[Extracted records]
Start

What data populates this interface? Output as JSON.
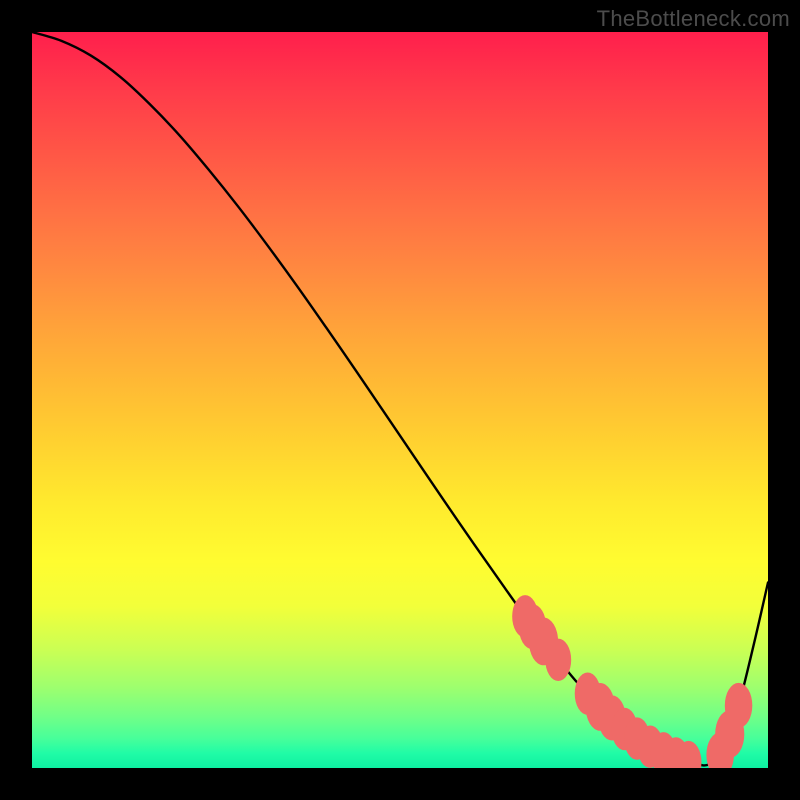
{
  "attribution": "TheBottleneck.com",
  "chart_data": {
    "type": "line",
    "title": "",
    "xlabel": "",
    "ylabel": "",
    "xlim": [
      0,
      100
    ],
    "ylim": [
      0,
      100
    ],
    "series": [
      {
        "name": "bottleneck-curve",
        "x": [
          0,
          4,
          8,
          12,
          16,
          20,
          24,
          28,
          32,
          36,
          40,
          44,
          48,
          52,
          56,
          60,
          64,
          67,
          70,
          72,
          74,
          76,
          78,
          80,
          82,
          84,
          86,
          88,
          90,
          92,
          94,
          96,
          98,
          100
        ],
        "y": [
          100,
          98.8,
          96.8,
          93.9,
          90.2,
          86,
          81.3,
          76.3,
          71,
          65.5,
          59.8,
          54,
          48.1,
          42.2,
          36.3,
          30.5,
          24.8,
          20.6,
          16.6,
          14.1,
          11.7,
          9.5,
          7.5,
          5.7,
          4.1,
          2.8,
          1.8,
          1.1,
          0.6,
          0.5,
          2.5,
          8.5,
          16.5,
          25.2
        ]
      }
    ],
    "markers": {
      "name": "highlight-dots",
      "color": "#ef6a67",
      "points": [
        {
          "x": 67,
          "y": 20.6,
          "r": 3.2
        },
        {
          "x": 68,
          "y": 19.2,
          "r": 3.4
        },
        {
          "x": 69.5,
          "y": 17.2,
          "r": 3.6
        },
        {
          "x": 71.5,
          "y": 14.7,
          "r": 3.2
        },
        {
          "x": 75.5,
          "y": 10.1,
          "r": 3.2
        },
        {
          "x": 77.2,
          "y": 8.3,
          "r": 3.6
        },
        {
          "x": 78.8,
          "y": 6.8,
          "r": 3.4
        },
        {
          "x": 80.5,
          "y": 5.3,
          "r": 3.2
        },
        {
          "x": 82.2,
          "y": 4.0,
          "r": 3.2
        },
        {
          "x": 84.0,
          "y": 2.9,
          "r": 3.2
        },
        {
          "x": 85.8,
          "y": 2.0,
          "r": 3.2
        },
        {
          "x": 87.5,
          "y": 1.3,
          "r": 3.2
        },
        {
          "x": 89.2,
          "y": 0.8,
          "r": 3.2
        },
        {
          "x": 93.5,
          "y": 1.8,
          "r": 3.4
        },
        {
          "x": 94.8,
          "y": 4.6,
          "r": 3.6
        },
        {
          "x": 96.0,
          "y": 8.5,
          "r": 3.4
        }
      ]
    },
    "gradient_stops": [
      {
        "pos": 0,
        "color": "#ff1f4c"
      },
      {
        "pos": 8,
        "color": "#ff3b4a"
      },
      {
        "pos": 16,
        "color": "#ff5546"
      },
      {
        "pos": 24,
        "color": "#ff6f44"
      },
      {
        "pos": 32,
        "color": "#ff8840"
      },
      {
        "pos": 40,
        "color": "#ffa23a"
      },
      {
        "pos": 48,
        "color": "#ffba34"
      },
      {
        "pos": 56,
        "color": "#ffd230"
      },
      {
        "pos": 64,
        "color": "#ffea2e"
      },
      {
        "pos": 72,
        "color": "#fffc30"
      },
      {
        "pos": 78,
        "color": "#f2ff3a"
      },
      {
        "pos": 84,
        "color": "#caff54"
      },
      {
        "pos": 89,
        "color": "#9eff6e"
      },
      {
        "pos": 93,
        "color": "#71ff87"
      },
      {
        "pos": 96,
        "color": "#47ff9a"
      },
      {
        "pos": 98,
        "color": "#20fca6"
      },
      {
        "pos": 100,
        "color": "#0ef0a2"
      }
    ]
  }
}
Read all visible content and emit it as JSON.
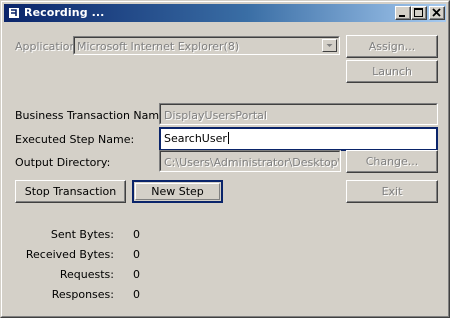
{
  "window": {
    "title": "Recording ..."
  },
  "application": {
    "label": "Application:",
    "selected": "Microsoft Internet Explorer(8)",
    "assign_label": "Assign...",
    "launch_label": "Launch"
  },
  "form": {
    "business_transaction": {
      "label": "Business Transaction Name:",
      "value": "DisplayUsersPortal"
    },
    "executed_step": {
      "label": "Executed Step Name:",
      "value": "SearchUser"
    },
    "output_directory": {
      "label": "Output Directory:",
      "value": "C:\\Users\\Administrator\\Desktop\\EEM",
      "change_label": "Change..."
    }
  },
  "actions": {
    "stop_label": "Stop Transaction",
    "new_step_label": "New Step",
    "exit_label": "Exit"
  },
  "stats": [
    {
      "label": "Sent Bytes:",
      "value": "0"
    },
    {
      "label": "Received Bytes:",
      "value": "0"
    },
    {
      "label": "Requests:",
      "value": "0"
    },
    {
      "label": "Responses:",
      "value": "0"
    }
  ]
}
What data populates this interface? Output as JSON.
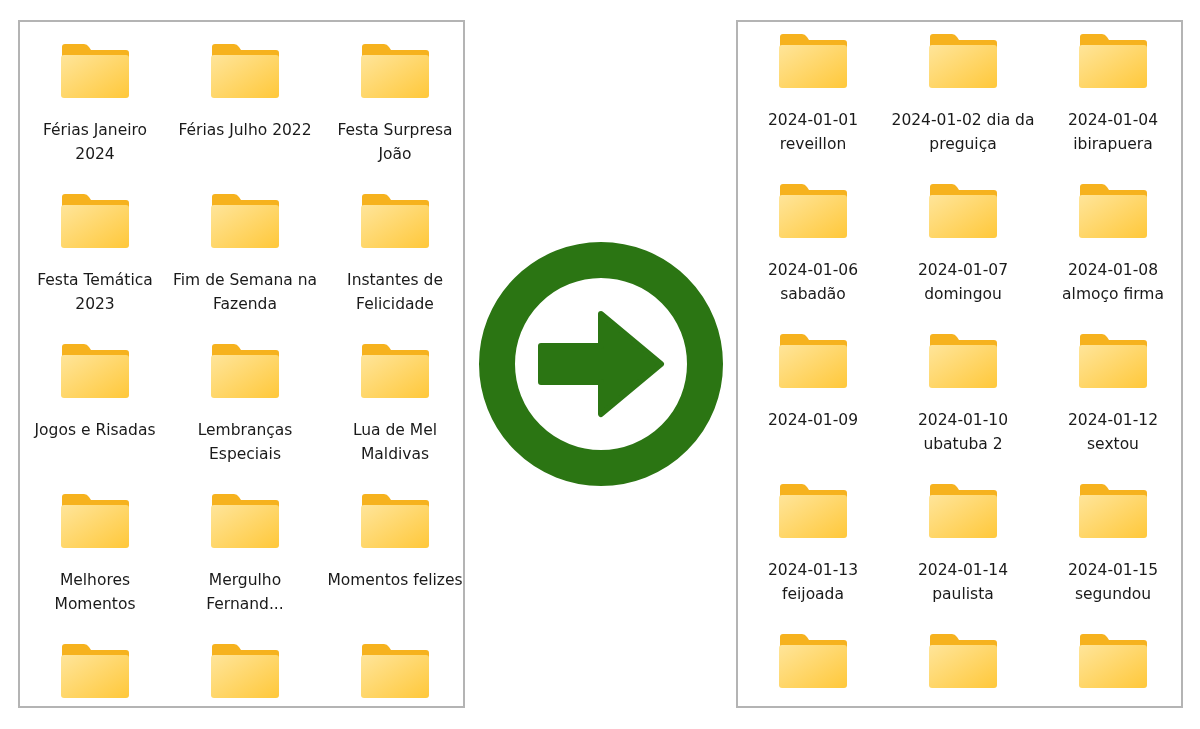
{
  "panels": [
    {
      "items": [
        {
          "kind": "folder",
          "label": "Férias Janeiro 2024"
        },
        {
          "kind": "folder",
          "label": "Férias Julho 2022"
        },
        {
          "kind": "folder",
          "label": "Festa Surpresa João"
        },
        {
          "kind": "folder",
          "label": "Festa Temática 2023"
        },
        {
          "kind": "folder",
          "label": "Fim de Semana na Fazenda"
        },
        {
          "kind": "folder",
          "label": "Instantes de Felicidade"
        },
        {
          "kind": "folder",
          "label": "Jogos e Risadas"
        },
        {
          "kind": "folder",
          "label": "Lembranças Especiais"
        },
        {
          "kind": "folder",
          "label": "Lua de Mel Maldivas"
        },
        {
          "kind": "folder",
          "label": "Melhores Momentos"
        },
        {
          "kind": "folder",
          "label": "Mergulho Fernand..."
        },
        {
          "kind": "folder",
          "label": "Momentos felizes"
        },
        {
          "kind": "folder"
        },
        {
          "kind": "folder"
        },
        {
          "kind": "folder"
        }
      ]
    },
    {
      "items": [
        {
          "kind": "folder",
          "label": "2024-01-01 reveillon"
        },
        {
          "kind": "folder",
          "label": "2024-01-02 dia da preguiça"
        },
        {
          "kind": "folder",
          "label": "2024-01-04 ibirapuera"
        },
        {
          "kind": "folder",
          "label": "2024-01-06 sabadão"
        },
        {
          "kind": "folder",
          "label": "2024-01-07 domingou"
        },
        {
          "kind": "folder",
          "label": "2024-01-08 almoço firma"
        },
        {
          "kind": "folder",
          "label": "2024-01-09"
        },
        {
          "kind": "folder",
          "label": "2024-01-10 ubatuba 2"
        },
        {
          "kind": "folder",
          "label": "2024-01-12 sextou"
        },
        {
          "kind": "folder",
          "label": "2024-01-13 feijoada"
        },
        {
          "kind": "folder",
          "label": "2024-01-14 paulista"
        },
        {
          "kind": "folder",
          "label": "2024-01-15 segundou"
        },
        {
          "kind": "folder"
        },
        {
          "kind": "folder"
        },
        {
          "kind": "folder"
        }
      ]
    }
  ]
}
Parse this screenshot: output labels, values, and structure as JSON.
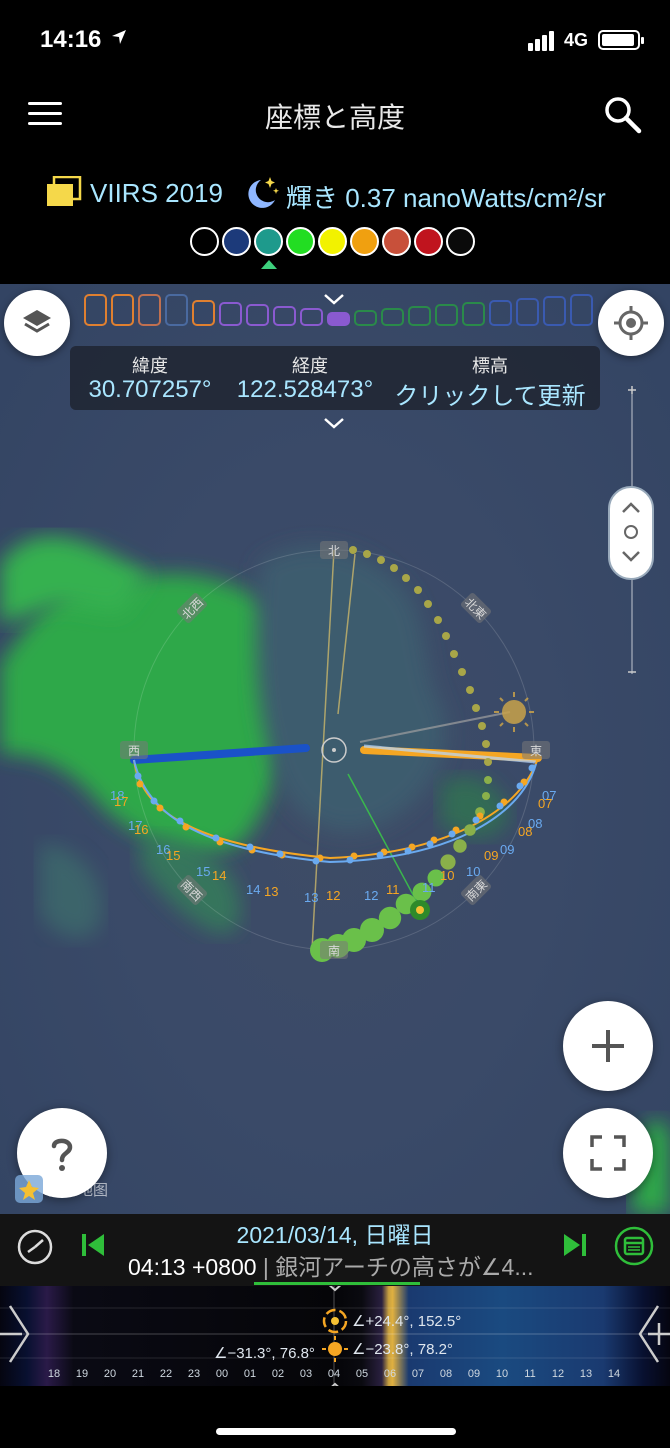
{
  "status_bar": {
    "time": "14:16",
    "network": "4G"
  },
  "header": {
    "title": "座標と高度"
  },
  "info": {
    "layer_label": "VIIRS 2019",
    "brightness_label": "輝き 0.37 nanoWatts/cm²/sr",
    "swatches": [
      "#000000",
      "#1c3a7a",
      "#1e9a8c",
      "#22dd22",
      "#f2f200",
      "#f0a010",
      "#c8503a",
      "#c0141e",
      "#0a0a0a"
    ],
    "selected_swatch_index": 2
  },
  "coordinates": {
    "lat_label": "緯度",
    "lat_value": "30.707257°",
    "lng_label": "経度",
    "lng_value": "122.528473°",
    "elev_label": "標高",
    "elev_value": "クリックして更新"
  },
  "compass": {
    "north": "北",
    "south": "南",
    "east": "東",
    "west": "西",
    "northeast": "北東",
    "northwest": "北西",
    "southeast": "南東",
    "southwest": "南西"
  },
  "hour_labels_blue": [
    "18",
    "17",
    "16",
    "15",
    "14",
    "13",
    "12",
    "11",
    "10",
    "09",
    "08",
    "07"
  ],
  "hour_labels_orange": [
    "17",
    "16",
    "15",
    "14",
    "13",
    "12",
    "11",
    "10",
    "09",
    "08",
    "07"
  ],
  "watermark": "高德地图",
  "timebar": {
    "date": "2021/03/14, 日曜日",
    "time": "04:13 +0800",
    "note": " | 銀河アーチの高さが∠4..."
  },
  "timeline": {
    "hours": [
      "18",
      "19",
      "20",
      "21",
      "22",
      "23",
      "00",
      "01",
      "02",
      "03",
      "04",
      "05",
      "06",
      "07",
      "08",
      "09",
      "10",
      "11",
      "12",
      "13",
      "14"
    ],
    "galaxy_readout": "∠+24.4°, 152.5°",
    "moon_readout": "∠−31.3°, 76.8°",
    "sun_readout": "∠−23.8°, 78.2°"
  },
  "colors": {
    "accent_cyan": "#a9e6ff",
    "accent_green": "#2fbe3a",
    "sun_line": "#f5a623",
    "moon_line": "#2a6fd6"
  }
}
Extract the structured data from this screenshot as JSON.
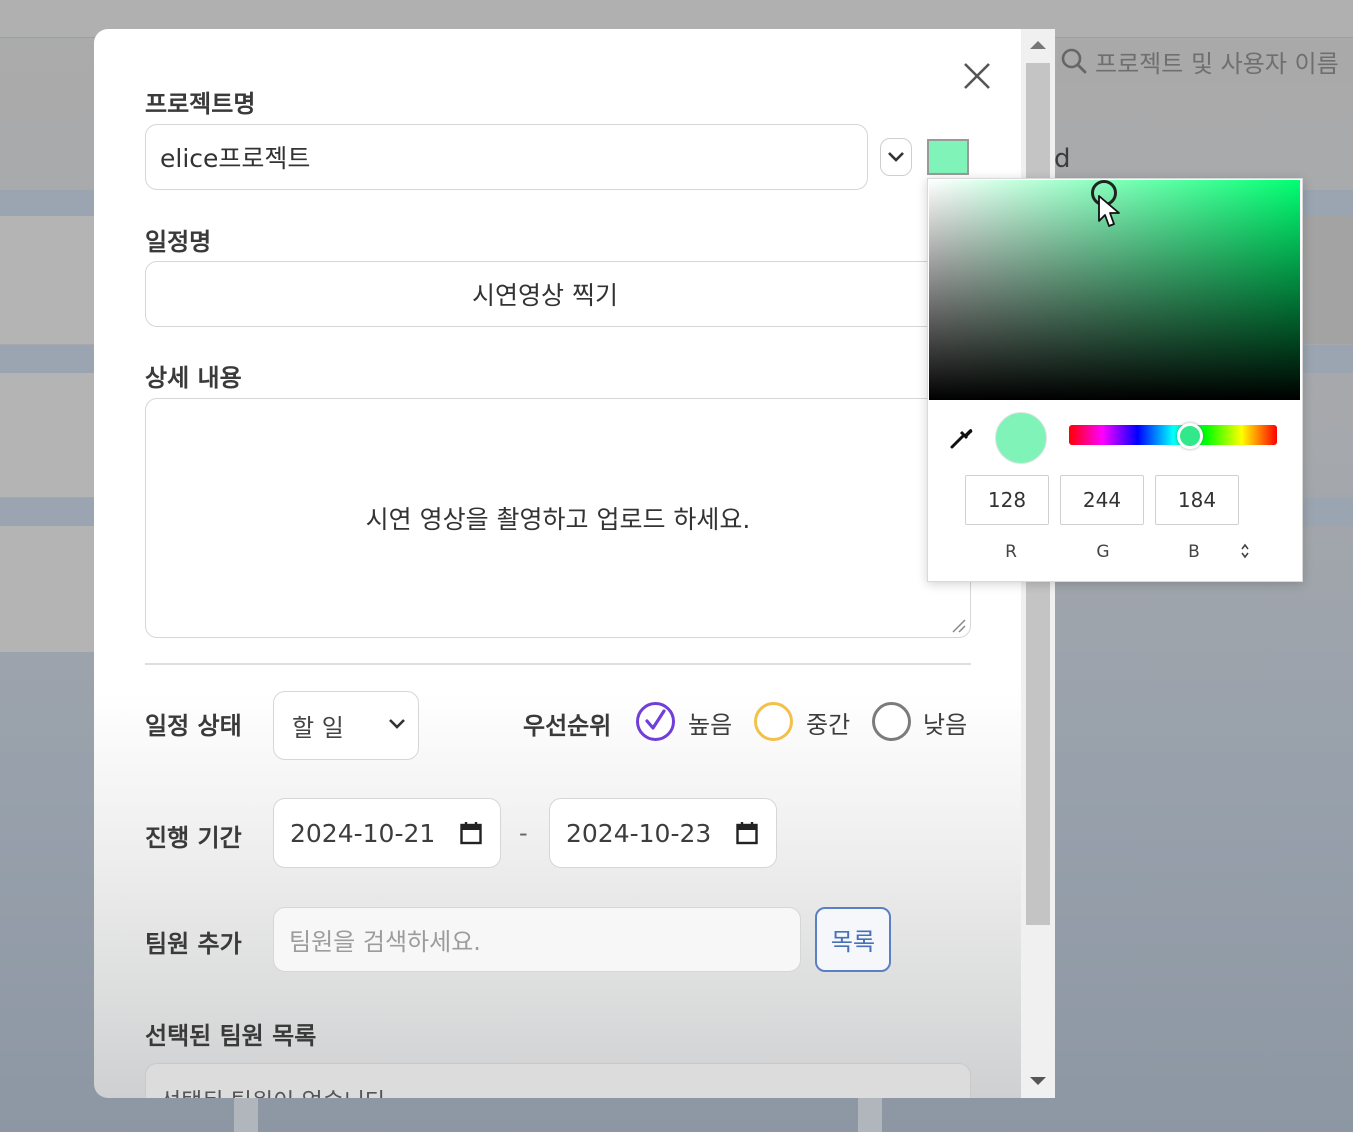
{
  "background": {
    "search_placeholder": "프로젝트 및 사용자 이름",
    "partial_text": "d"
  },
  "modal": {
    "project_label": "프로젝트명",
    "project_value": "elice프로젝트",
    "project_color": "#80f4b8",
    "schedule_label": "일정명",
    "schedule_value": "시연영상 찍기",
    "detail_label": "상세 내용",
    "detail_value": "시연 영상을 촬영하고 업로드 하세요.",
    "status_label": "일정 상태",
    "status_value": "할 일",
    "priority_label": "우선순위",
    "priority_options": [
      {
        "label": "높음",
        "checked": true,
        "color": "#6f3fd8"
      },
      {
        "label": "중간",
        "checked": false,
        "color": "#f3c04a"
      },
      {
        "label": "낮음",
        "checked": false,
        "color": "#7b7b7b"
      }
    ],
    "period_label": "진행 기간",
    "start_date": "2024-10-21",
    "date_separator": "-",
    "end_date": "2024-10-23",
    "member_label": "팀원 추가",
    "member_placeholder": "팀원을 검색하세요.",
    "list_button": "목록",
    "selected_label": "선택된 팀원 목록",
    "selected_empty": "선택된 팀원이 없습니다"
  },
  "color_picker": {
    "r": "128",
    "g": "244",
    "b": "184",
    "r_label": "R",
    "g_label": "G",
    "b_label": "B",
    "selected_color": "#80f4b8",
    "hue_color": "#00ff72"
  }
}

End

Task instructions:
Everything from the line with "Extract the structured" through the end of the records above, and nothing else, is to be quoted exactly; please leave the pictures out.

Task output:
Extract the structured data from this screenshot as JSON.
{
  "background": {
    "search_placeholder": "프로젝트 및 사용자 이름",
    "partial_text": "d"
  },
  "modal": {
    "project_label": "프로젝트명",
    "project_value": "elice프로젝트",
    "project_color": "#80f4b8",
    "schedule_label": "일정명",
    "schedule_value": "시연영상 찍기",
    "detail_label": "상세 내용",
    "detail_value": "시연 영상을 촬영하고 업로드 하세요.",
    "status_label": "일정 상태",
    "status_value": "할 일",
    "priority_label": "우선순위",
    "priority_options": [
      {
        "label": "높음",
        "checked": true,
        "color": "#6f3fd8"
      },
      {
        "label": "중간",
        "checked": false,
        "color": "#f3c04a"
      },
      {
        "label": "낮음",
        "checked": false,
        "color": "#7b7b7b"
      }
    ],
    "period_label": "진행 기간",
    "start_date": "2024-10-21",
    "date_separator": "-",
    "end_date": "2024-10-23",
    "member_label": "팀원 추가",
    "member_placeholder": "팀원을 검색하세요.",
    "list_button": "목록",
    "selected_label": "선택된 팀원 목록",
    "selected_empty": "선택된 팀원이 없습니다"
  },
  "color_picker": {
    "r": "128",
    "g": "244",
    "b": "184",
    "r_label": "R",
    "g_label": "G",
    "b_label": "B",
    "selected_color": "#80f4b8",
    "hue_color": "#00ff72"
  }
}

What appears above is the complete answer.